START Extracted entries
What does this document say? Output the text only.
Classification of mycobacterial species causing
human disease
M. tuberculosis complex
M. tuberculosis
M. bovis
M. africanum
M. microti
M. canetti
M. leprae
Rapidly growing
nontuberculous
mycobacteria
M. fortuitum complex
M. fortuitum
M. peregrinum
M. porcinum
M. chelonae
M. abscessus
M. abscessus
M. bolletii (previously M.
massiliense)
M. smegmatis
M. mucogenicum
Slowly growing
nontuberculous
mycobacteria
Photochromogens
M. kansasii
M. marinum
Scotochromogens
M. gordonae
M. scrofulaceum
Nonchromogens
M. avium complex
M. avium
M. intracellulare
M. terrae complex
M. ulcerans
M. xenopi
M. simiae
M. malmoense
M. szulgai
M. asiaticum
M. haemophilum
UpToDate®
END Extracted entries
*What is being asked*
Transcribe each line above exactly; skip none.

*Your response*
What does this document say? Output the text only.
Classification of mycobacterial species causing
human disease
M. tuberculosis complex
M. tuberculosis
M. bovis
M. africanum
M. microti
M. canetti
M. leprae
Rapidly growing
nontuberculous
mycobacteria
M. fortuitum complex
M. fortuitum
M. peregrinum
M. porcinum
M. chelonae
M. abscessus
M. abscessus
M. bolletii (previously M.
massiliense)
M. smegmatis
M. mucogenicum
Slowly growing
nontuberculous
mycobacteria
Photochromogens
M. kansasii
M. marinum
Scotochromogens
M. gordonae
M. scrofulaceum
Nonchromogens
M. avium complex
M. avium
M. intracellulare
M. terrae complex
M. ulcerans
M. xenopi
M. simiae
M. malmoense
M. szulgai
M. asiaticum
M. haemophilum
UpToDate®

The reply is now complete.